Stored data
--------
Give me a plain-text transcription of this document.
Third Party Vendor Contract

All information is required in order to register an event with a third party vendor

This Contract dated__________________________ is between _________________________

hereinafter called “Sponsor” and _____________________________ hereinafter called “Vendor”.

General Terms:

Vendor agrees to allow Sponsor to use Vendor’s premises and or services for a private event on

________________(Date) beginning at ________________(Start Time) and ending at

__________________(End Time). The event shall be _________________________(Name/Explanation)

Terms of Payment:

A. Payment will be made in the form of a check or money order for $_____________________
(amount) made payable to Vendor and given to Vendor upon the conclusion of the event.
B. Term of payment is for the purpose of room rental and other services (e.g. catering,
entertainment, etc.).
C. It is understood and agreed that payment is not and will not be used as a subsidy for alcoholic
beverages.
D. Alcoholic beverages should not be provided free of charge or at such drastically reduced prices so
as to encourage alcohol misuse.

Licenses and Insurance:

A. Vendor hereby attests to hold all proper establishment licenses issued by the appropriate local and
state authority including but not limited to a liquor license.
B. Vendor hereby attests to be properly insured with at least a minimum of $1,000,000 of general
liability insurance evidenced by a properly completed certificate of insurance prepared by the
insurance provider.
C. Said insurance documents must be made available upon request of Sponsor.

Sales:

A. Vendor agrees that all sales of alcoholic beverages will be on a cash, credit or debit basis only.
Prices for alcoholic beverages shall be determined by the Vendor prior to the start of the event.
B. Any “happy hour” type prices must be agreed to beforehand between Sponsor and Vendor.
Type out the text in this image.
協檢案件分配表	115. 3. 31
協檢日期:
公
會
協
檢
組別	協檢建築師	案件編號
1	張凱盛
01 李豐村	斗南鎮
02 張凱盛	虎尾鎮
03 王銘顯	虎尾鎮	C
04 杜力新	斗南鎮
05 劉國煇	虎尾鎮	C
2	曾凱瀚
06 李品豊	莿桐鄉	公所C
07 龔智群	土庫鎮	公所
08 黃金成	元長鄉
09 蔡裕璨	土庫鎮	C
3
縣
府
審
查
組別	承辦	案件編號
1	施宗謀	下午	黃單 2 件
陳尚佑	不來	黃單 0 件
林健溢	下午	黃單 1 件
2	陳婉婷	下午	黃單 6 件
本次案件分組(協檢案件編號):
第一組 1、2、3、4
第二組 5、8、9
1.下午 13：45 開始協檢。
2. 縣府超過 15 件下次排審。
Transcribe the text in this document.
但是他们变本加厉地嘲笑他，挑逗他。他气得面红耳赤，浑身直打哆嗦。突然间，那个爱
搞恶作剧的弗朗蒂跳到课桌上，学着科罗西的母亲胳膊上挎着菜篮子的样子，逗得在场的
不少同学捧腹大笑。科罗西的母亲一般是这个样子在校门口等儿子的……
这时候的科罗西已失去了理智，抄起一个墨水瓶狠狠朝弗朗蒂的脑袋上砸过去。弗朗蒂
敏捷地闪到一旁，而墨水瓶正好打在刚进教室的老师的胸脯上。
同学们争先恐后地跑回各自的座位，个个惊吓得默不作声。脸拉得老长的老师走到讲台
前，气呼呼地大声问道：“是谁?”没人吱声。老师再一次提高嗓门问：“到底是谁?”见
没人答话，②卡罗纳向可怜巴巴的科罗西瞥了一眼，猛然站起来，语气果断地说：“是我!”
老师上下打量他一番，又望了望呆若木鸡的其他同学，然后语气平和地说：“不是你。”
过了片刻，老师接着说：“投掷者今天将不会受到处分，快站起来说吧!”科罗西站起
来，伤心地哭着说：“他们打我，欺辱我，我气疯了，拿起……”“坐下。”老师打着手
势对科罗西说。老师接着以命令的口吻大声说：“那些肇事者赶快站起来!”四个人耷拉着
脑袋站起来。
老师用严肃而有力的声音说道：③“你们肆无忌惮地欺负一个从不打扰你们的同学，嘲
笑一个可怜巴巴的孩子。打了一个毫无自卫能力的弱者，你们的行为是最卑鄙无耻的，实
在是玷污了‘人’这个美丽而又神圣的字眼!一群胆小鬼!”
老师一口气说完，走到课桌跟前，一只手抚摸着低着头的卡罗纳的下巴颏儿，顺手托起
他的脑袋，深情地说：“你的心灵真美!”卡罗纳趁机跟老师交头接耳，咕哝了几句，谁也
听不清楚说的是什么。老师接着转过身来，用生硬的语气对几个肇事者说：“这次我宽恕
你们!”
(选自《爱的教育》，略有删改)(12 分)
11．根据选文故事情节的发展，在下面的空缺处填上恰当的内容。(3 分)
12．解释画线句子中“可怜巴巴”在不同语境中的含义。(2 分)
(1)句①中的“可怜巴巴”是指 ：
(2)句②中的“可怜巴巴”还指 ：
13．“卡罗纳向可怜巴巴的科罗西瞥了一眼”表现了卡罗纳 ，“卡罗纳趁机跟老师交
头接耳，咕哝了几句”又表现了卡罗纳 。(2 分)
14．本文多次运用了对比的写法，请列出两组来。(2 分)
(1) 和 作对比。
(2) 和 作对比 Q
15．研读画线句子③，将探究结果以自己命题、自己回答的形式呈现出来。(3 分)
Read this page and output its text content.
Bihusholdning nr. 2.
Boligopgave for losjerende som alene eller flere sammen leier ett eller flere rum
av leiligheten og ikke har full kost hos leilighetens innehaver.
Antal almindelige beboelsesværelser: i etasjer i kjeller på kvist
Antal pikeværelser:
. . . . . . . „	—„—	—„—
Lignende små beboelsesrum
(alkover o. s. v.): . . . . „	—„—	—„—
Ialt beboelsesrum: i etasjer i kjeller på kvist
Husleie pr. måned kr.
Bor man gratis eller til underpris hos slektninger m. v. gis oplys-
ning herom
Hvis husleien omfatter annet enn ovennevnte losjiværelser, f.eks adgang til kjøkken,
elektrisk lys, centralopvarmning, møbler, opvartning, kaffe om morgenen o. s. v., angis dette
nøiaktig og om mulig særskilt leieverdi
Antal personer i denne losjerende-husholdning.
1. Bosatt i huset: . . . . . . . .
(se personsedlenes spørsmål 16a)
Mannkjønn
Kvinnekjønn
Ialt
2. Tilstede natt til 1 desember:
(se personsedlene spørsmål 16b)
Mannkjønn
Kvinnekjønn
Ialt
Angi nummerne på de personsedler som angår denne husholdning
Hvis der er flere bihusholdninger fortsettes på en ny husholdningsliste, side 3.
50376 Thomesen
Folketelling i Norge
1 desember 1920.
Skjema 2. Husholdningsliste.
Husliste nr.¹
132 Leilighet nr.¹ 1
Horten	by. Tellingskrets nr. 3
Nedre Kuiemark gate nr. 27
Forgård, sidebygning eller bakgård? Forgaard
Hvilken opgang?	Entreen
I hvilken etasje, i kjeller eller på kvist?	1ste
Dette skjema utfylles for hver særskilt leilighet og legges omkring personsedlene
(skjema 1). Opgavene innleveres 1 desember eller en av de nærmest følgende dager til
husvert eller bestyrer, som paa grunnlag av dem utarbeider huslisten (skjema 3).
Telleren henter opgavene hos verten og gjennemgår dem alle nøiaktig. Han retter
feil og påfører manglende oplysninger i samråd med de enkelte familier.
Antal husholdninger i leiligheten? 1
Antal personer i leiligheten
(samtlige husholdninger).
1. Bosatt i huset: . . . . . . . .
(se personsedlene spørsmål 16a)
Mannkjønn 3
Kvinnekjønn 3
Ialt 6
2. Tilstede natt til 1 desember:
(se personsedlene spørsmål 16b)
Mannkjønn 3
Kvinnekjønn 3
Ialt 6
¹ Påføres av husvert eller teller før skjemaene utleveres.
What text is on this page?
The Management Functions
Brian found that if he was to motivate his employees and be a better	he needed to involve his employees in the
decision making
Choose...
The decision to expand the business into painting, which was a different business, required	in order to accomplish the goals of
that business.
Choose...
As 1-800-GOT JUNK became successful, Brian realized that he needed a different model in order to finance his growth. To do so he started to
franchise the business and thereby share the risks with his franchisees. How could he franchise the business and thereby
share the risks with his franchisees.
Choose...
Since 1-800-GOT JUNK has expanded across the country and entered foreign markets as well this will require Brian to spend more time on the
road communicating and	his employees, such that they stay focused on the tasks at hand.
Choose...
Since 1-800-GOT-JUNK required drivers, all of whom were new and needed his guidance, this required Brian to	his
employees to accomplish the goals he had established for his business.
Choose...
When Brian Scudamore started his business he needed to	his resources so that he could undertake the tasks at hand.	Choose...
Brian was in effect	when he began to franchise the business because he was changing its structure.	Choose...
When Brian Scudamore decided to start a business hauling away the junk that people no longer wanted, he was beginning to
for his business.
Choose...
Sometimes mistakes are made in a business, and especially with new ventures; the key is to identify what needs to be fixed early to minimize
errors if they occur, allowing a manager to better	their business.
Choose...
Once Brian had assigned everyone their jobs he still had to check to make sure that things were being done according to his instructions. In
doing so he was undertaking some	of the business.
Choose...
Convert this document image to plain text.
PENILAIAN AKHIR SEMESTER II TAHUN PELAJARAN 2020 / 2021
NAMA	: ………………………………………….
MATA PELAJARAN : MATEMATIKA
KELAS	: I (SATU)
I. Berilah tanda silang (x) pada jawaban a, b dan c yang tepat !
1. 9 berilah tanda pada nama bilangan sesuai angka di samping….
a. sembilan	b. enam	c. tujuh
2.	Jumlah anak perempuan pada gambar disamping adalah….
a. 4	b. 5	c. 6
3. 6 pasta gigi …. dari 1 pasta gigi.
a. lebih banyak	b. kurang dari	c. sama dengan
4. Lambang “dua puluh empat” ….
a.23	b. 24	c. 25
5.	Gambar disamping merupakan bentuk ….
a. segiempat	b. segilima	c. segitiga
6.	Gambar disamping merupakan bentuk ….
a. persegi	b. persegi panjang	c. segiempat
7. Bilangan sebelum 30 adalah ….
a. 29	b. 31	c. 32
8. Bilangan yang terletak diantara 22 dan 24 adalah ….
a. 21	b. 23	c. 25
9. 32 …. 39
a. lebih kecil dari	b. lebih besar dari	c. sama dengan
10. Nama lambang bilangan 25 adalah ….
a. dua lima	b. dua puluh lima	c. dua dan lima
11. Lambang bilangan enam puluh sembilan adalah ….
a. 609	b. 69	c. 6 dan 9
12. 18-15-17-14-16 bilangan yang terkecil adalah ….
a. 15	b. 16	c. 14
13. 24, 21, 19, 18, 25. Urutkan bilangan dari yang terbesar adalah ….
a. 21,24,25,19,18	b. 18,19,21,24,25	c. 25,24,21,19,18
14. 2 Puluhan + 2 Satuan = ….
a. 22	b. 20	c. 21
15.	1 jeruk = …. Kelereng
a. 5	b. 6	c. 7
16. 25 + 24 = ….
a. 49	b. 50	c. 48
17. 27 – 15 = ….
--------
Required task:
Select every line above that contains the word "services", and copy it.

Exercise answer:
Vendor agrees to allow Sponsor to use Vendor’s premises and or services for a private event on
B. Term of payment is for the purpose of room rental and other services (e.g. catering,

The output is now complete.